* What you should do
For the records that follow, return only the count of lines containing the string "отчество".

--- start Information supplied ---

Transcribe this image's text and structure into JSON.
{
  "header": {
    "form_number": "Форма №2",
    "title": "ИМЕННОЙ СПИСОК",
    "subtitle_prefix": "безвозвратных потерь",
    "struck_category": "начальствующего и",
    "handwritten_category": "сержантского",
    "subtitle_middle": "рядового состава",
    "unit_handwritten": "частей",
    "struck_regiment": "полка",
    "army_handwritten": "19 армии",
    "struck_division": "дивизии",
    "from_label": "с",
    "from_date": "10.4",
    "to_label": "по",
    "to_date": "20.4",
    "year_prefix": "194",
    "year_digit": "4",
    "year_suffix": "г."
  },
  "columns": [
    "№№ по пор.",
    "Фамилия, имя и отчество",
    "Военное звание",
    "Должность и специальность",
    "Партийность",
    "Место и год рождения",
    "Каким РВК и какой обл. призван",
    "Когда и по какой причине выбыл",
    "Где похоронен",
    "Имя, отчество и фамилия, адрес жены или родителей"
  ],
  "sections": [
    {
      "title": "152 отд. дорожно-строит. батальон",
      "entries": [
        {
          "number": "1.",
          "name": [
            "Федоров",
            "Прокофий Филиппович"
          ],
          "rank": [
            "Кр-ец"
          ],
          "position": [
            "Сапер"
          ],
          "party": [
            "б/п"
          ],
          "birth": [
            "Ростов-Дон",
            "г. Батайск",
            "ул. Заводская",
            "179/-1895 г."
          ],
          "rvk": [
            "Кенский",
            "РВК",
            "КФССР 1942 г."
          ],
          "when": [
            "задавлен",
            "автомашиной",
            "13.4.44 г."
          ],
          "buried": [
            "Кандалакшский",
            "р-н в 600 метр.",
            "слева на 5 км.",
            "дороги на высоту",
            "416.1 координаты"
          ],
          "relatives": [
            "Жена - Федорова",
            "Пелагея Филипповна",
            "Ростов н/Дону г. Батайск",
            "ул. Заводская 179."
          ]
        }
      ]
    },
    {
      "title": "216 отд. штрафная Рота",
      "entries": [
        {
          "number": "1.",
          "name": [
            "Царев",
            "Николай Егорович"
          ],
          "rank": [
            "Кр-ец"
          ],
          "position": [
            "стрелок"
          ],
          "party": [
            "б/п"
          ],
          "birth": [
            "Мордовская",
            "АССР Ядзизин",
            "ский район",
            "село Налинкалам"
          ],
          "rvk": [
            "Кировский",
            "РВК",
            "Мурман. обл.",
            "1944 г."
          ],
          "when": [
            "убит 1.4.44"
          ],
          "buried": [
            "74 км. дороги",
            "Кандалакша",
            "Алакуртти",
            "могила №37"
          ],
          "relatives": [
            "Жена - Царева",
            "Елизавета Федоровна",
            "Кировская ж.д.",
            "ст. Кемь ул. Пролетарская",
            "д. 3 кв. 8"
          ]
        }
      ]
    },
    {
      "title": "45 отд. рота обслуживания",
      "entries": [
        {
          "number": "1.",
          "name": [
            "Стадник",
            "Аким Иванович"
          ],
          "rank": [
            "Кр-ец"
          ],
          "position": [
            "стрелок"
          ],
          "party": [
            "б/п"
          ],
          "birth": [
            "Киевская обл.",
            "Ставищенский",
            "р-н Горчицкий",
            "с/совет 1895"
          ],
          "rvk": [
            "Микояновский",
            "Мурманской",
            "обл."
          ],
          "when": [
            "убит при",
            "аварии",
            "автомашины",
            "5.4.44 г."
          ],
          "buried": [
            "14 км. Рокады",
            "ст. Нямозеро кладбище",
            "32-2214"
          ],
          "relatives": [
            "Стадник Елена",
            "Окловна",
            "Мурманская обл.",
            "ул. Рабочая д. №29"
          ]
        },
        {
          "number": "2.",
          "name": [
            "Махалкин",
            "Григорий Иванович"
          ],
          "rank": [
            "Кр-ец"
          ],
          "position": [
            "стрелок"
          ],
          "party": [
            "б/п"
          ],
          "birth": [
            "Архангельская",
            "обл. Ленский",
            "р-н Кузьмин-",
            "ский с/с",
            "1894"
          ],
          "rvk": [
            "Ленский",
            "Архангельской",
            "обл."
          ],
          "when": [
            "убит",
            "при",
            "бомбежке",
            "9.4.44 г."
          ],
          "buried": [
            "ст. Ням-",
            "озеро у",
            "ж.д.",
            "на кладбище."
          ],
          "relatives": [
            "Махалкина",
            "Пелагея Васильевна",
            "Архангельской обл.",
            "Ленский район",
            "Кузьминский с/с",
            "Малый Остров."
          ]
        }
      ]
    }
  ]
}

--- end Information supplied ---

* Written response
2